◆ Work to complete ◆
Gather each line in the entries that includes the string "corpos".
----- Records for the task
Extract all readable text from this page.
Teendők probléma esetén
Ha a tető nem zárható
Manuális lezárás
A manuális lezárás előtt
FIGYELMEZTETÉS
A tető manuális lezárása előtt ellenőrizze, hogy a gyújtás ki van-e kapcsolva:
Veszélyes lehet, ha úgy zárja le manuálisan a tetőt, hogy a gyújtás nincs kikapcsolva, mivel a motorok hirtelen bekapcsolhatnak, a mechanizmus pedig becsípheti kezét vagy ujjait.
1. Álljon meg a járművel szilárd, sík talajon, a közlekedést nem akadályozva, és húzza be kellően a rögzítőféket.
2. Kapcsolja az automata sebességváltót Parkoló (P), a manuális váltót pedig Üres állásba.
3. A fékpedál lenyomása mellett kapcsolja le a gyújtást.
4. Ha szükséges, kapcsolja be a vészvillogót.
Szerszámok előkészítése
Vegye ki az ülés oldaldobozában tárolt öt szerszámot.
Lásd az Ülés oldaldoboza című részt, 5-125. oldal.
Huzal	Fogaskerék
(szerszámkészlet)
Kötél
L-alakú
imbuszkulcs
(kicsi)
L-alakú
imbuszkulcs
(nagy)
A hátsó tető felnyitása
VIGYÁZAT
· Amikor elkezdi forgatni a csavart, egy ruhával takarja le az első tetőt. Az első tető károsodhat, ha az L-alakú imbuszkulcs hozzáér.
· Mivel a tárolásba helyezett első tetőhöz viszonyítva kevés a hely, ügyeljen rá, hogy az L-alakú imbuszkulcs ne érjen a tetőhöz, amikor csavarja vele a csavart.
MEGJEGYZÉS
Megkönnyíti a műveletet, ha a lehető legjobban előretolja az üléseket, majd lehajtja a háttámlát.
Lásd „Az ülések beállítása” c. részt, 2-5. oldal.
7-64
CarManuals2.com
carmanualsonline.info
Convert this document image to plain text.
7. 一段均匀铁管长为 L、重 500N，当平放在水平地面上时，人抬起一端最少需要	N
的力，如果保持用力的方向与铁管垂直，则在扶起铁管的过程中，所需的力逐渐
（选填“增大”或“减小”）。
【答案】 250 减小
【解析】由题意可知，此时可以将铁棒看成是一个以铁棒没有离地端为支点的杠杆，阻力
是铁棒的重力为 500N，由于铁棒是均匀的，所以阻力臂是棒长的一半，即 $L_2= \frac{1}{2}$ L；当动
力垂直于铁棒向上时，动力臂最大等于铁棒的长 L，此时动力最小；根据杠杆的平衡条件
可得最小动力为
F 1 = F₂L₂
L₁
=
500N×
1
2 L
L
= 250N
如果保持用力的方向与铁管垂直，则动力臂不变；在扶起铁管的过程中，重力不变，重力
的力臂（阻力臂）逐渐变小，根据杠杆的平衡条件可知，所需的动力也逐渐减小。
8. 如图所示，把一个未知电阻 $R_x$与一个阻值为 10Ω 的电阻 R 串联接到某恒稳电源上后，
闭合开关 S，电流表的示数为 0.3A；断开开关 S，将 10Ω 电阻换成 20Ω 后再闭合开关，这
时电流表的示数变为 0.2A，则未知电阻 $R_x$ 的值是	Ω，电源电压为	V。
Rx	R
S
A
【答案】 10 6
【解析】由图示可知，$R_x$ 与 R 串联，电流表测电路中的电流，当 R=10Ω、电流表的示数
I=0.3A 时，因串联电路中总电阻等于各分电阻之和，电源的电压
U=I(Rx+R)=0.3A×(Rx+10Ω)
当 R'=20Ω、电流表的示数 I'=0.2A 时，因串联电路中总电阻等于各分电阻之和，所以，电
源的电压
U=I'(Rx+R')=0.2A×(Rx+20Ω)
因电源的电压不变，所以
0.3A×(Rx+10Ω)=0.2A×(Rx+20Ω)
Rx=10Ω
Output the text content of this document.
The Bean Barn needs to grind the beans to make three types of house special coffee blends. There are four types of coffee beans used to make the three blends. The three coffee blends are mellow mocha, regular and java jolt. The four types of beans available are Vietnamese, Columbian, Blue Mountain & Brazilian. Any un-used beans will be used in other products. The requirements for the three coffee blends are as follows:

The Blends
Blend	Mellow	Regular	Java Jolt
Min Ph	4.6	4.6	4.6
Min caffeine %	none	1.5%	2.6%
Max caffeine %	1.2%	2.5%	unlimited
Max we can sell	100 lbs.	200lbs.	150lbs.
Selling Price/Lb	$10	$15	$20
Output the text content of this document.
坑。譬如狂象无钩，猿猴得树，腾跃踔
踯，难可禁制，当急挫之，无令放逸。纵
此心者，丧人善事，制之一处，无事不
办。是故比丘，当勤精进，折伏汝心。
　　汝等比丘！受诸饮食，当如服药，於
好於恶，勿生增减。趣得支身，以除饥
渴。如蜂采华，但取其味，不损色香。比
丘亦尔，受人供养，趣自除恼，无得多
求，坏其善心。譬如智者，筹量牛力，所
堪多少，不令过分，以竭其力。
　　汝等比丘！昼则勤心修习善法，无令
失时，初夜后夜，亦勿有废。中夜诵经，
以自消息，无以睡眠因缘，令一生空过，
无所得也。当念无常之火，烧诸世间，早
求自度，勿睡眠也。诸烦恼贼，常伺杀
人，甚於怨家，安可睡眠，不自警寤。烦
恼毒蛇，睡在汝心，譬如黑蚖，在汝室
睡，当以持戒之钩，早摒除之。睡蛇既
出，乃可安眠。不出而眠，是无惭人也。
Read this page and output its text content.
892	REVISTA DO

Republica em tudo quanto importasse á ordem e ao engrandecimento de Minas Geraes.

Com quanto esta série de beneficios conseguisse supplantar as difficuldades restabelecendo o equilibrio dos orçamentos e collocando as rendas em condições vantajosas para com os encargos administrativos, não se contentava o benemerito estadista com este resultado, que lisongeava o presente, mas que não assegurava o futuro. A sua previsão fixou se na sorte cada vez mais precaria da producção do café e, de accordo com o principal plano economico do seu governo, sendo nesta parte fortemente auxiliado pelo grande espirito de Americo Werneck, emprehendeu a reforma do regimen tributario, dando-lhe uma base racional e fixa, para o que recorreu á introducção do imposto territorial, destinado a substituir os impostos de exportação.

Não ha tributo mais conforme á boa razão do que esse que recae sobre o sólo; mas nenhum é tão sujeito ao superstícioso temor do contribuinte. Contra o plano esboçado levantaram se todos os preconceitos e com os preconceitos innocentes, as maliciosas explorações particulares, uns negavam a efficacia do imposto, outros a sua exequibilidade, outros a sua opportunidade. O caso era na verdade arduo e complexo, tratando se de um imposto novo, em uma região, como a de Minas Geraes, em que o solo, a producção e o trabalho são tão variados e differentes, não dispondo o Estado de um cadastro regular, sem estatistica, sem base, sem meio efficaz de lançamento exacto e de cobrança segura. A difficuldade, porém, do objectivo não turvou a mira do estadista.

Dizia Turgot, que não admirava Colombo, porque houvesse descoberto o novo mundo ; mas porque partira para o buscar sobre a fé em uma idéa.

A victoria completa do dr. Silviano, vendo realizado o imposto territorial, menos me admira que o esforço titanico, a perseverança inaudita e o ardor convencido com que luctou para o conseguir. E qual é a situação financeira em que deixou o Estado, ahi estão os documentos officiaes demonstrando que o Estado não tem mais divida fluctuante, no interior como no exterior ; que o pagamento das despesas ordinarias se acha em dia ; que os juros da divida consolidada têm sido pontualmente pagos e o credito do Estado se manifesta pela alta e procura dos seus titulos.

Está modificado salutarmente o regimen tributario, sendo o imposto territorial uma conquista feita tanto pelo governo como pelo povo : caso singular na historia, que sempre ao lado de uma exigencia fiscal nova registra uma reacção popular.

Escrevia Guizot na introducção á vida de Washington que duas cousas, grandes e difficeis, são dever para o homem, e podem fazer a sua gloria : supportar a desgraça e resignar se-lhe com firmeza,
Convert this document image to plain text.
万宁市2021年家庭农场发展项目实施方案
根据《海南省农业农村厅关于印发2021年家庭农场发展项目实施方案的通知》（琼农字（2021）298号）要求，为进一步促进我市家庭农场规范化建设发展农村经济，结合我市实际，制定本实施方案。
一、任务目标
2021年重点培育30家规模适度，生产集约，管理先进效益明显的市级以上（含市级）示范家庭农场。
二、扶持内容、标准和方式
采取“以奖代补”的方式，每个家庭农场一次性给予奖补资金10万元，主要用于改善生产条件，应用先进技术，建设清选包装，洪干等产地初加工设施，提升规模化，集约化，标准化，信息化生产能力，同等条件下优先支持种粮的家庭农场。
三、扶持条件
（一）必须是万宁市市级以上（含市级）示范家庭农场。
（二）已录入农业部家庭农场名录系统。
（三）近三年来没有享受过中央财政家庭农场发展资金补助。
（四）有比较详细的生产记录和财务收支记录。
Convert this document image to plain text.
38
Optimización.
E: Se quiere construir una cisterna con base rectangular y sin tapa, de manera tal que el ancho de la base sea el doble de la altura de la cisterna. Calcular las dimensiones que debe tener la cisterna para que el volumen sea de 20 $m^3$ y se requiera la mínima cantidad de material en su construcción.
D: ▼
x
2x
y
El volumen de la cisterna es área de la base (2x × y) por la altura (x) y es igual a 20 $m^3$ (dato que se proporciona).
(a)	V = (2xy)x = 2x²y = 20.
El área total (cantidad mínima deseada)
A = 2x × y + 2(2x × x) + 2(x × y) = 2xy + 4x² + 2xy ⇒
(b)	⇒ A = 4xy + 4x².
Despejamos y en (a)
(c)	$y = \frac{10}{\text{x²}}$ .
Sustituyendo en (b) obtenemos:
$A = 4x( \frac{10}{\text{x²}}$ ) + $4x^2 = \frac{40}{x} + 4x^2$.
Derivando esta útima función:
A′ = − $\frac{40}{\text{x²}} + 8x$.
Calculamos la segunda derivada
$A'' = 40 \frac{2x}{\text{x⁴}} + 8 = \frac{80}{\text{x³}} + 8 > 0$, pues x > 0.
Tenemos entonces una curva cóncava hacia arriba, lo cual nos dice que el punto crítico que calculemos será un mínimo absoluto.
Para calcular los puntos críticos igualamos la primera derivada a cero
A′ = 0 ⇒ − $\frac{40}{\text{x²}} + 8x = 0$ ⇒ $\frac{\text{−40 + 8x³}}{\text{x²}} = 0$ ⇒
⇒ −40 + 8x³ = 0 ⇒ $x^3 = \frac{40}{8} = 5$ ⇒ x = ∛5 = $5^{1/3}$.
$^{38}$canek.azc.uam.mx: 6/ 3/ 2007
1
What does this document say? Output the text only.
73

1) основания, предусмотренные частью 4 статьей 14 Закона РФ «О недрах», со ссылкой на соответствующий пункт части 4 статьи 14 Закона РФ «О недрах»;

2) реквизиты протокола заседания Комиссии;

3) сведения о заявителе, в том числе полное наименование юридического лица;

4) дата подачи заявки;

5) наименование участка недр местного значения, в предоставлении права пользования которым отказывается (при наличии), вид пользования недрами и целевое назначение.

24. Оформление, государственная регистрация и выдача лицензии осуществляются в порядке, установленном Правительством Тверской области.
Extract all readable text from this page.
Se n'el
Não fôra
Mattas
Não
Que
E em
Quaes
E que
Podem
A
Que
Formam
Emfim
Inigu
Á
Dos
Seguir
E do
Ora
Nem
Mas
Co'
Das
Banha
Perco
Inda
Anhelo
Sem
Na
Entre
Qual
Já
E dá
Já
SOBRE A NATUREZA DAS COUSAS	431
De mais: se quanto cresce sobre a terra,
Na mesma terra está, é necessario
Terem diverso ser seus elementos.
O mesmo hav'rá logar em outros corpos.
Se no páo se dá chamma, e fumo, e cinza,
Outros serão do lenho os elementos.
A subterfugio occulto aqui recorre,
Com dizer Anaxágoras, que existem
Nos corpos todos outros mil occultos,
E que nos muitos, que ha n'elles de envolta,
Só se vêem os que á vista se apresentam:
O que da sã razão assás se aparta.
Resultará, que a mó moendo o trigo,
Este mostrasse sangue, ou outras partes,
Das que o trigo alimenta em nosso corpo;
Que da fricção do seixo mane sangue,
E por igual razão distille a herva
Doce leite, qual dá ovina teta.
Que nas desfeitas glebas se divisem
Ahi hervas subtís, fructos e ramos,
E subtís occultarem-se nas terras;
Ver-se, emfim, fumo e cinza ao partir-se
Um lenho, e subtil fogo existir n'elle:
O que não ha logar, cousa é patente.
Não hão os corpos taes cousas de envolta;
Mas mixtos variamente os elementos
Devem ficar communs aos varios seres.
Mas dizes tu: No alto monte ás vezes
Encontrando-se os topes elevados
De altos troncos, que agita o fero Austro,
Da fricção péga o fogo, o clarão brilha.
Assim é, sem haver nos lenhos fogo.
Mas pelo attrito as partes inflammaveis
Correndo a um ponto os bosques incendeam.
----------
◆ Task response ◆
O mesmo hav'rá logar em outros corpos.
Nos corpos todos outros mil occultos,
Não hão os corpos taes cousas de envolta;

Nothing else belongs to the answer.